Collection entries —

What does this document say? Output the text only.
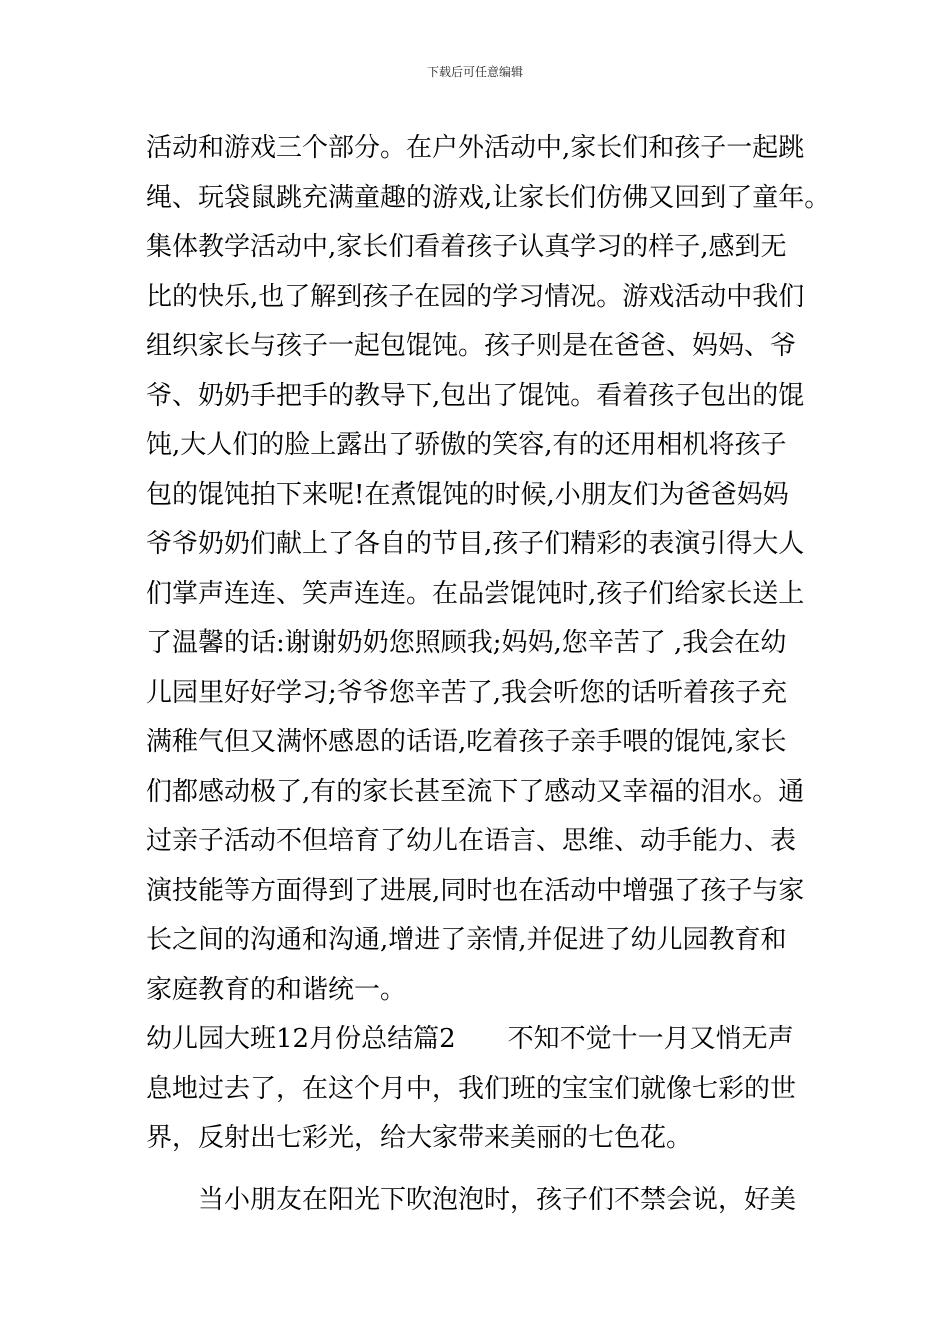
下载后可任意编辑
活动和游戏三个部分。在户外活动中,家长们和孩子一起跳
绳、玩袋鼠跳充满童趣的游戏,让家长们仿佛又回到了童年。
集体教学活动中,家长们看着孩子认真学习的样子,感到无
比的快乐,也了解到孩子在园的学习情况。游戏活动中我们
组织家长与孩子一起包馄饨。孩子则是在爸爸、妈妈、爷
爷、奶奶手把手的教导下,包出了馄饨。看着孩子包出的馄
饨,大人们的脸上露出了骄傲的笑容,有的还用相机将孩子
包的馄饨拍下来呢!在煮馄饨的时候,小朋友们为爸爸妈妈
爷爷奶奶们献上了各自的节目,孩子们精彩的表演引得大人
们掌声连连、笑声连连。在品尝馄饨时,孩子们给家长送上
了温馨的话:谢谢奶奶您照顾我;妈妈,您辛苦了 ,我会在幼
儿园里好好学习;爷爷您辛苦了,我会听您的话听着孩子充
满稚气但又满怀感恩的话语,吃着孩子亲手喂的馄饨,家长
们都感动极了,有的家长甚至流下了感动又幸福的泪水。通
过亲子活动不但培育了幼儿在语言、思维、动手能力、表
演技能等方面得到了进展,同时也在活动中增强了孩子与家
长之间的沟通和沟通,增进了亲情,并促进了幼儿园教育和
家庭教育的和谐统一。
幼儿园大班12月份总结篇2 不知不觉十一月又悄无声
息地过去了，在这个月中，我们班的宝宝们就像七彩的世
界，反射出七彩光，给大家带来美丽的七色花。
当小朋友在阳光下吹泡泡时，孩子们不禁会说，好美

REQUIREMENTS — Repeat the entries exactly. Pictures are excluded from the copy.

CORRECT RESULT —
What does this document say? Output the text only.
下载后可任意编辑
活动和游戏三个部分。在户外活动中,家长们和孩子一起跳
绳、玩袋鼠跳充满童趣的游戏,让家长们仿佛又回到了童年。
集体教学活动中,家长们看着孩子认真学习的样子,感到无
比的快乐,也了解到孩子在园的学习情况。游戏活动中我们
组织家长与孩子一起包馄饨。孩子则是在爸爸、妈妈、爷
爷、奶奶手把手的教导下,包出了馄饨。看着孩子包出的馄
饨,大人们的脸上露出了骄傲的笑容,有的还用相机将孩子
包的馄饨拍下来呢!在煮馄饨的时候,小朋友们为爸爸妈妈
爷爷奶奶们献上了各自的节目,孩子们精彩的表演引得大人
们掌声连连、笑声连连。在品尝馄饨时,孩子们给家长送上
了温馨的话:谢谢奶奶您照顾我;妈妈,您辛苦了 ,我会在幼
儿园里好好学习;爷爷您辛苦了,我会听您的话听着孩子充
满稚气但又满怀感恩的话语,吃着孩子亲手喂的馄饨,家长
们都感动极了,有的家长甚至流下了感动又幸福的泪水。通
过亲子活动不但培育了幼儿在语言、思维、动手能力、表
演技能等方面得到了进展,同时也在活动中增强了孩子与家
长之间的沟通和沟通,增进了亲情,并促进了幼儿园教育和
家庭教育的和谐统一。
幼儿园大班12月份总结篇2 不知不觉十一月又悄无声
息地过去了，在这个月中，我们班的宝宝们就像七彩的世
界，反射出七彩光，给大家带来美丽的七色花。
当小朋友在阳光下吹泡泡时，孩子们不禁会说，好美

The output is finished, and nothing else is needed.